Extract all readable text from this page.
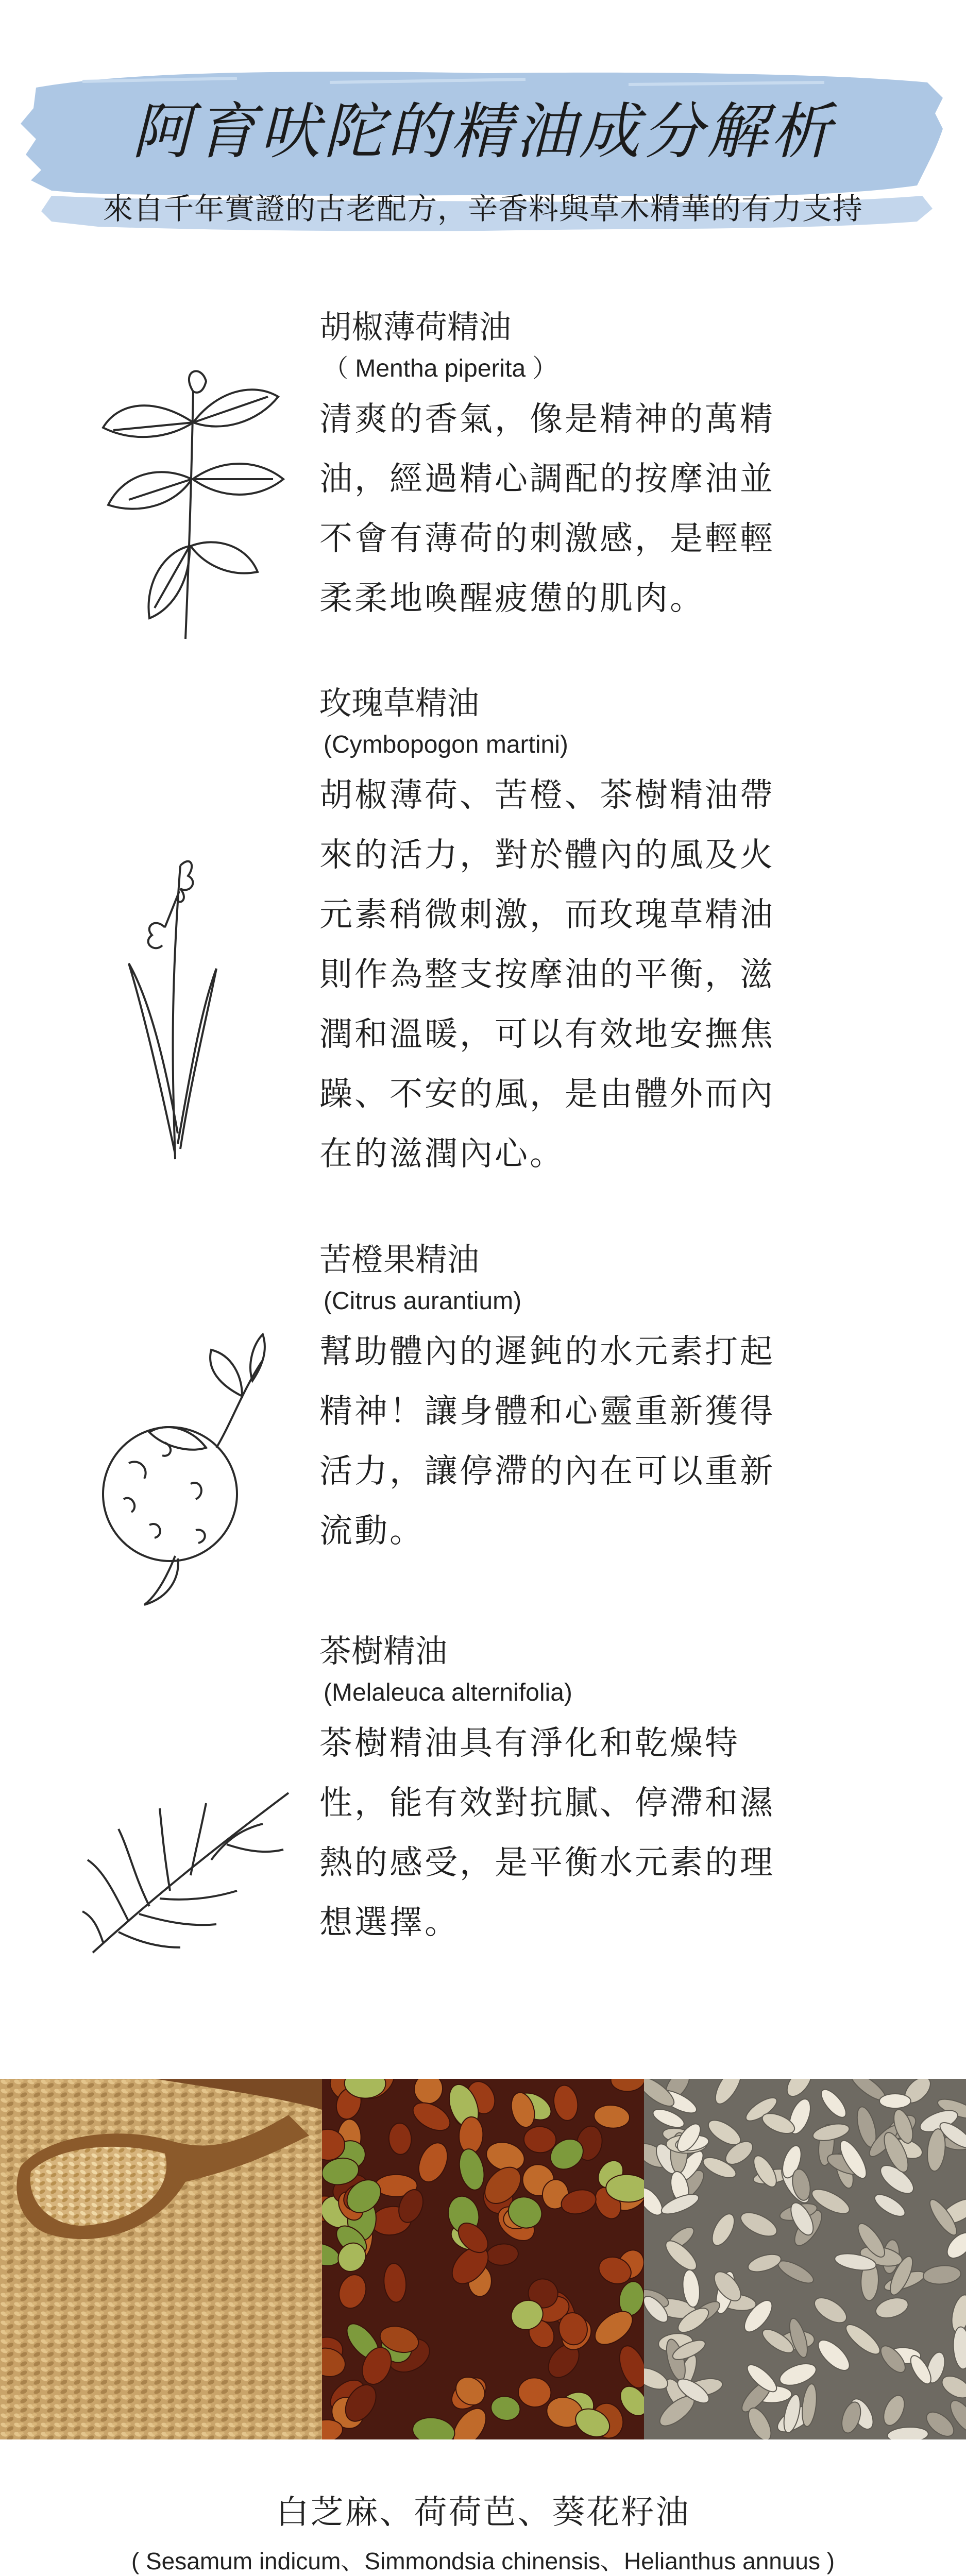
阿育吠陀的精油成分解析
來自千年實證的古老配方，辛香料與草木精華的有力支持

胡椒薄荷精油

（ Mentha piperita ）

清爽的香氣，像是精神的萬精
油，經過精心調配的按摩油並
不會有薄荷的刺激感，是輕輕
柔柔地喚醒疲憊的肌肉。

玫瑰草精油

(Cymbopogon martini)

胡椒薄荷、苦橙、茶樹精油帶
來的活力，對於體內的風及火
元素稍微刺激，而玫瑰草精油
則作為整支按摩油的平衡，滋
潤和溫暖，可以有效地安撫焦
躁、不安的風，是由體外而內
在的滋潤內心。

苦橙果精油

(Citrus aurantium)

幫助體內的遲鈍的水元素打起
精神！讓身體和心靈重新獲得
活力，讓停滯的內在可以重新
流動。

茶樹精油

(Melaleuca alternifolia)

茶樹精油具有淨化和乾燥特
性，能有效對抗膩、停滯和濕
熱的感受，是平衡水元素的理
想選擇。

白芝麻、荷荷芭、葵花籽油
( Sesamum indicum、Simmondsia chinensis、Helianthus annuus )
========
Exercise task ->
Return all of the entries exactly as written, but drop any pictures they hold.

Task answer ->
Extract all readable text from this page.
阿育吠陀的精油成分解析
來自千年實證的古老配方，辛香料與草木精華的有力支持

胡椒薄荷精油

（ Mentha piperita ）

清爽的香氣，像是精神的萬精
油，經過精心調配的按摩油並
不會有薄荷的刺激感，是輕輕
柔柔地喚醒疲憊的肌肉。

玫瑰草精油

(Cymbopogon martini)

胡椒薄荷、苦橙、茶樹精油帶
來的活力，對於體內的風及火
元素稍微刺激，而玫瑰草精油
則作為整支按摩油的平衡，滋
潤和溫暖，可以有效地安撫焦
躁、不安的風，是由體外而內
在的滋潤內心。

苦橙果精油

(Citrus aurantium)

幫助體內的遲鈍的水元素打起
精神！讓身體和心靈重新獲得
活力，讓停滯的內在可以重新
流動。

茶樹精油

(Melaleuca alternifolia)

茶樹精油具有淨化和乾燥特
性，能有效對抗膩、停滯和濕
熱的感受，是平衡水元素的理
想選擇。

白芝麻、荷荷芭、葵花籽油
( Sesamum indicum、Simmondsia chinensis、Helianthus annuus )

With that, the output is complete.